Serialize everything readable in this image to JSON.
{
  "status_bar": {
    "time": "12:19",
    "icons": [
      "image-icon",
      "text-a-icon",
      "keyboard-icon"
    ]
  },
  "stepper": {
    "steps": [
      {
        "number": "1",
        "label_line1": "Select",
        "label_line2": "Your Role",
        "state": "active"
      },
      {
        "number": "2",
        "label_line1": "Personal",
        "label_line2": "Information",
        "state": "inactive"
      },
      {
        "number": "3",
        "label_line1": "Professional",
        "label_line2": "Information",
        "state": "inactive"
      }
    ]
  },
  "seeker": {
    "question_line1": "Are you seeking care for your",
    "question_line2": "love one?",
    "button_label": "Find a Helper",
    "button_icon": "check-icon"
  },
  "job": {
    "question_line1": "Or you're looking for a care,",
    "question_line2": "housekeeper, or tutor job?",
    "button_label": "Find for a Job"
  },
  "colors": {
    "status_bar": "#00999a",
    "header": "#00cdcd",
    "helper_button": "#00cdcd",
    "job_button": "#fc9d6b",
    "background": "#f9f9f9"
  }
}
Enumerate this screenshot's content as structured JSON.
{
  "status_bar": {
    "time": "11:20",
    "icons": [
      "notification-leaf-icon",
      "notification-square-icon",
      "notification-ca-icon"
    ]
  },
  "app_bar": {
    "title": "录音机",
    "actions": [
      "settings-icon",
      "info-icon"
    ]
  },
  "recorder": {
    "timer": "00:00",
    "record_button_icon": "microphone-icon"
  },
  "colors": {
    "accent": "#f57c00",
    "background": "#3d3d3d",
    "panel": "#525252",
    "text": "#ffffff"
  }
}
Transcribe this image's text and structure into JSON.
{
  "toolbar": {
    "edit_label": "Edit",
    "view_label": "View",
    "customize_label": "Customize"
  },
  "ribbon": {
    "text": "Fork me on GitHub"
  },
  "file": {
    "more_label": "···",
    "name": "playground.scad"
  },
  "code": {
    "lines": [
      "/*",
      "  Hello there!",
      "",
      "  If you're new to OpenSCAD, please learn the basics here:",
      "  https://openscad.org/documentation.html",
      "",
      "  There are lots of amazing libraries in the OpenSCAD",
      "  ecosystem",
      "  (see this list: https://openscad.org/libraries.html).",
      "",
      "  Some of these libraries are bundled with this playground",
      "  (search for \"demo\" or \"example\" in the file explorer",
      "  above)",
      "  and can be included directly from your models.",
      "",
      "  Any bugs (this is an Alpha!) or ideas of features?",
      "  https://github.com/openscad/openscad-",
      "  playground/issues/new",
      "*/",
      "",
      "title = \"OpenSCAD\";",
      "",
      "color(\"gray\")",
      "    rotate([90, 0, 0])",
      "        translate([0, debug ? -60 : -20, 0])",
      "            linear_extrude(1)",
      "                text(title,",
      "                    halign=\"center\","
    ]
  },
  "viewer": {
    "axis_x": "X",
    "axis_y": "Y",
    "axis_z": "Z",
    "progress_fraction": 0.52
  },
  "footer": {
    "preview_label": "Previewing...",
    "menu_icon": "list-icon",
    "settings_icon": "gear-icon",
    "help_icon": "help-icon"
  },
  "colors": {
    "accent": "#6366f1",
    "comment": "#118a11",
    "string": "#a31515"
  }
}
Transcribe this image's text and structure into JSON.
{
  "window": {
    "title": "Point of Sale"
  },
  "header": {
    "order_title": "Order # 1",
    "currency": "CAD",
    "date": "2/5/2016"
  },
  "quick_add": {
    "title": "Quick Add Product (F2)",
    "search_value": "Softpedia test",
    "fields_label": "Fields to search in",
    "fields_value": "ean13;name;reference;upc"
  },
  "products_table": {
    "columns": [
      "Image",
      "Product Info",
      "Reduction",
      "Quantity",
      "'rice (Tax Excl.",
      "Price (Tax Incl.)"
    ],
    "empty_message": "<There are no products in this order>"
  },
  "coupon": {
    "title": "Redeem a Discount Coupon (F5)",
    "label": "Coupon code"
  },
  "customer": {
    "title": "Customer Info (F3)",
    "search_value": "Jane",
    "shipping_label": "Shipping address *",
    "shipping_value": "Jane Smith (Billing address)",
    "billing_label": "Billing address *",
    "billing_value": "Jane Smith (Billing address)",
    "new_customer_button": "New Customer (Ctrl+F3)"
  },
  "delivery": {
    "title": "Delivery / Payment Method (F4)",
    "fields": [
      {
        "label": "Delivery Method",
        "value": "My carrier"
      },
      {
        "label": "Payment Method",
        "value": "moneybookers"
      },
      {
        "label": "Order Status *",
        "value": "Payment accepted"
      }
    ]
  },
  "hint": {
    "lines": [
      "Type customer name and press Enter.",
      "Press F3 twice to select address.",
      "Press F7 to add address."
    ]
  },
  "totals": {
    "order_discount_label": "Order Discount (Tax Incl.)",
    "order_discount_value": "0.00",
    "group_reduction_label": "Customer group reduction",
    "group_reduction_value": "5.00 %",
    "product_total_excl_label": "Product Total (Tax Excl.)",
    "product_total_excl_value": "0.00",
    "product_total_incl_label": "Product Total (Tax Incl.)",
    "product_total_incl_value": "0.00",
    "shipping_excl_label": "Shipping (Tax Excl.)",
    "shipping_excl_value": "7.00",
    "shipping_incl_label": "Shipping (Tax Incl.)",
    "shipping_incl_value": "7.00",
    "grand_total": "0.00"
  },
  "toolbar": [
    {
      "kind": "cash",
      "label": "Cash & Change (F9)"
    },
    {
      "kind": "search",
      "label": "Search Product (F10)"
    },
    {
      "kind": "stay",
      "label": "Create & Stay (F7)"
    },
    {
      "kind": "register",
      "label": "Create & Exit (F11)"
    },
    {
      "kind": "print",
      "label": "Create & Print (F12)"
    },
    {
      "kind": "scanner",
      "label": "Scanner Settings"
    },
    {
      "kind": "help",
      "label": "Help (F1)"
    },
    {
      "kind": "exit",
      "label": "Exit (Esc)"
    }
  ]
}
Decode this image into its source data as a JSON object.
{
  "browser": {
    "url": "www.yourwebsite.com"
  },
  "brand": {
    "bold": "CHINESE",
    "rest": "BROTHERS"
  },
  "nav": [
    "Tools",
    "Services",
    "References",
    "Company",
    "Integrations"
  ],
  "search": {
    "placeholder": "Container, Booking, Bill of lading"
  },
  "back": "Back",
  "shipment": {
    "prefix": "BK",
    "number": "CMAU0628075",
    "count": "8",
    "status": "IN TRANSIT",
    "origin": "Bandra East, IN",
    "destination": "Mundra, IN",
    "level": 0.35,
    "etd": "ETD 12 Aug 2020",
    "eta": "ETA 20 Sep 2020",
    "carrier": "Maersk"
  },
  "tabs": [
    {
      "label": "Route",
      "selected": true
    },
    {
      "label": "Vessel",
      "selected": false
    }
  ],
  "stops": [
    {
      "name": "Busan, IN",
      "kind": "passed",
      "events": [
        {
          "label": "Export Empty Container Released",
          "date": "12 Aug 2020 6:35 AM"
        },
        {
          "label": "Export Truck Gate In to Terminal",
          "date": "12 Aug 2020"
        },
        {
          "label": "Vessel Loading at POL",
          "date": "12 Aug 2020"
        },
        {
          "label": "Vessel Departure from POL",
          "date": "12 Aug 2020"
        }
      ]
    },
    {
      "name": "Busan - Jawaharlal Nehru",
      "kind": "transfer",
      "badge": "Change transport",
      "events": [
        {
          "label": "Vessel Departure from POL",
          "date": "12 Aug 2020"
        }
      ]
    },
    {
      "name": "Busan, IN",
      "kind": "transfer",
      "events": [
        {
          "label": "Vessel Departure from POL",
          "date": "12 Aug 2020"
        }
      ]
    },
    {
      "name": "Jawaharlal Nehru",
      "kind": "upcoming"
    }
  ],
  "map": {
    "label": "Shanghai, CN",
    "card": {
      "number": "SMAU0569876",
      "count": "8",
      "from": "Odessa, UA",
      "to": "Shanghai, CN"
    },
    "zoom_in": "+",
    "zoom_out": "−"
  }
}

_ _ _

● **DIRECTIONS**
Return every line holding the word "Smith" from the records.

● **EXPECTED ANSWER**
    "shipping_value": "Jane Smith (Billing address)",
    "billing_value": "Jane Smith (Billing address)",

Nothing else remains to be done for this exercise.